→ **Given information**
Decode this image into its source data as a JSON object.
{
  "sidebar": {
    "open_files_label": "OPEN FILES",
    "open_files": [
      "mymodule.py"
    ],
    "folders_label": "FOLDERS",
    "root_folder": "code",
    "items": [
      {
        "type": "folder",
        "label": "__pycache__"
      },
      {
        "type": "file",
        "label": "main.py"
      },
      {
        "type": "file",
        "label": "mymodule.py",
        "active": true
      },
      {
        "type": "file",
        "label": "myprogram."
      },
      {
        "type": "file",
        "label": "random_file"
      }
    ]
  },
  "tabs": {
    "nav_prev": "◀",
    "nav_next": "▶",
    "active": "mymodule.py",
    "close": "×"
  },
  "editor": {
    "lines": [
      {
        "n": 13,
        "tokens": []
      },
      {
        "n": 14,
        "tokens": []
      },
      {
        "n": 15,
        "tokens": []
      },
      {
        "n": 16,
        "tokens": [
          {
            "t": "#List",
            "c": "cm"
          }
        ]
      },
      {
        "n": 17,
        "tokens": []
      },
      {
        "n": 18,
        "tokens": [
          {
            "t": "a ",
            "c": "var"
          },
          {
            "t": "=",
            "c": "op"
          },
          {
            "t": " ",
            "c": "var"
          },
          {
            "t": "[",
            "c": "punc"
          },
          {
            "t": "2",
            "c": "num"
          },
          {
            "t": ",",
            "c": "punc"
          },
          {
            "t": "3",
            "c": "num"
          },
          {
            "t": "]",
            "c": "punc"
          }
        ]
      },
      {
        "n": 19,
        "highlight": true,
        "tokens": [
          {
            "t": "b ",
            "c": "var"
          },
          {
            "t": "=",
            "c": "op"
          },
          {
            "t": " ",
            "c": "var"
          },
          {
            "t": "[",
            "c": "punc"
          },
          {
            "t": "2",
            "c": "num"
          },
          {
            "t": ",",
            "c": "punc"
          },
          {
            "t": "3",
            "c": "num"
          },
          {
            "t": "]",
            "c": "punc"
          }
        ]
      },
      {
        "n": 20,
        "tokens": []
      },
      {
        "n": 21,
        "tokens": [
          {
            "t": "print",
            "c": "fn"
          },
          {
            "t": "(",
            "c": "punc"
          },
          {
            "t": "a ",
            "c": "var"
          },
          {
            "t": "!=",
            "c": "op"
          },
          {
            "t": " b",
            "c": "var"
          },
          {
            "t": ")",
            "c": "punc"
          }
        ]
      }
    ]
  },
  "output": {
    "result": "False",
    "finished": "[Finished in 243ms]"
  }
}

→ **The exercise**
Count all lines of the data that include "mymodule". The answer is the number alone.

→ **Full response**
3